** START STORED DATA **

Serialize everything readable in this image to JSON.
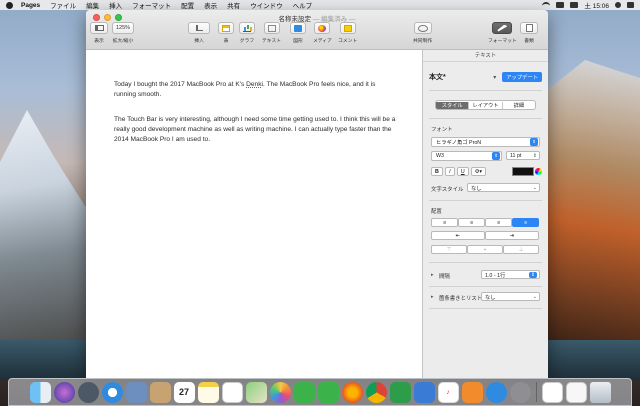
{
  "menubar": {
    "app_name": "Pages",
    "items": [
      "ファイル",
      "編集",
      "挿入",
      "フォーマット",
      "配置",
      "表示",
      "共有",
      "ウインドウ",
      "ヘルプ"
    ],
    "clock": "土 15:06"
  },
  "window": {
    "title": "名称未設定",
    "subtitle": "— 編集済み —"
  },
  "toolbar": {
    "view_label": "表示",
    "zoom_value": "125%",
    "zoom_label": "拡大/縮小",
    "insert_label": "挿入",
    "table_label": "表",
    "chart_label": "グラフ",
    "text_label": "テキスト",
    "shape_label": "図形",
    "media_label": "メディア",
    "comment_label": "コメント",
    "collaborate_label": "共同制作",
    "format_label": "フォーマット",
    "document_label": "書類"
  },
  "document": {
    "p1_a": "Today I bought the 2017 MacBook Pro at K's ",
    "p1_spell": "Denki",
    "p1_b": ". The MacBook Pro feels nice, and it is running smooth.",
    "p2": "The Touch Bar is very interesting, although I need some time getting used to. I think this will be a really good development machine as well as writing machine. I can actually type faster than the 2014 MacBook Pro I am used to."
  },
  "inspector": {
    "header": "テキスト",
    "paragraph_style": "本文*",
    "update_button": "アップデート",
    "tabs": [
      "スタイル",
      "レイアウト",
      "詳細"
    ],
    "font_section": "フォント",
    "font_family": "ヒラギノ角ゴ ProN",
    "font_weight": "W3",
    "font_size": "11 pt",
    "style_buttons": [
      "B",
      "I",
      "U"
    ],
    "char_style_label": "文字スタイル",
    "char_style_value": "なし",
    "alignment_section": "配置",
    "spacing_label": "間隔",
    "spacing_value": "1.0 - 1行",
    "bullets_label": "箇条書きとリスト",
    "bullets_value": "なし"
  },
  "dock": {
    "apps": [
      "Finder",
      "Siri",
      "Launchpad",
      "Safari",
      "Mail",
      "Contacts",
      "Calendar",
      "Notes",
      "Reminders",
      "Maps",
      "Photos",
      "Messages",
      "FaceTime",
      "Firefox",
      "Chrome",
      "Numbers",
      "Keynote",
      "Music",
      "Books",
      "App Store",
      "System Preferences",
      "Pages",
      "Preview",
      "Trash"
    ],
    "calendar_day": "27"
  },
  "colors": {
    "accent_blue": "#2e86f5",
    "close": "#fc605b",
    "minimize": "#fdbc40",
    "maximize": "#34c84a"
  }
}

** END STORED DATA **

» **PROMPT**
Every record must be copied exactly, with images dropped from the result.

» **RESPONSE TO THIS TASK**
Serialize everything readable in this image to JSON.
{
  "menubar": {
    "app_name": "Pages",
    "items": [
      "ファイル",
      "編集",
      "挿入",
      "フォーマット",
      "配置",
      "表示",
      "共有",
      "ウインドウ",
      "ヘルプ"
    ],
    "clock": "土 15:06"
  },
  "window": {
    "title": "名称未設定",
    "subtitle": "— 編集済み —"
  },
  "toolbar": {
    "view_label": "表示",
    "zoom_value": "125%",
    "zoom_label": "拡大/縮小",
    "insert_label": "挿入",
    "table_label": "表",
    "chart_label": "グラフ",
    "text_label": "テキスト",
    "shape_label": "図形",
    "media_label": "メディア",
    "comment_label": "コメント",
    "collaborate_label": "共同制作",
    "format_label": "フォーマット",
    "document_label": "書類"
  },
  "document": {
    "p1_a": "Today I bought the 2017 MacBook Pro at K's ",
    "p1_spell": "Denki",
    "p1_b": ". The MacBook Pro feels nice, and it is running smooth.",
    "p2": "The Touch Bar is very interesting, although I need some time getting used to. I think this will be a really good development machine as well as writing machine. I can actually type faster than the 2014 MacBook Pro I am used to."
  },
  "inspector": {
    "header": "テキスト",
    "paragraph_style": "本文*",
    "update_button": "アップデート",
    "tabs": [
      "スタイル",
      "レイアウト",
      "詳細"
    ],
    "font_section": "フォント",
    "font_family": "ヒラギノ角ゴ ProN",
    "font_weight": "W3",
    "font_size": "11 pt",
    "style_buttons": [
      "B",
      "I",
      "U"
    ],
    "char_style_label": "文字スタイル",
    "char_style_value": "なし",
    "alignment_section": "配置",
    "spacing_label": "間隔",
    "spacing_value": "1.0 - 1行",
    "bullets_label": "箇条書きとリスト",
    "bullets_value": "なし"
  },
  "dock": {
    "apps": [
      "Finder",
      "Siri",
      "Launchpad",
      "Safari",
      "Mail",
      "Contacts",
      "Calendar",
      "Notes",
      "Reminders",
      "Maps",
      "Photos",
      "Messages",
      "FaceTime",
      "Firefox",
      "Chrome",
      "Numbers",
      "Keynote",
      "Music",
      "Books",
      "App Store",
      "System Preferences",
      "Pages",
      "Preview",
      "Trash"
    ],
    "calendar_day": "27"
  },
  "colors": {
    "accent_blue": "#2e86f5",
    "close": "#fc605b",
    "minimize": "#fdbc40",
    "maximize": "#34c84a"
  }
}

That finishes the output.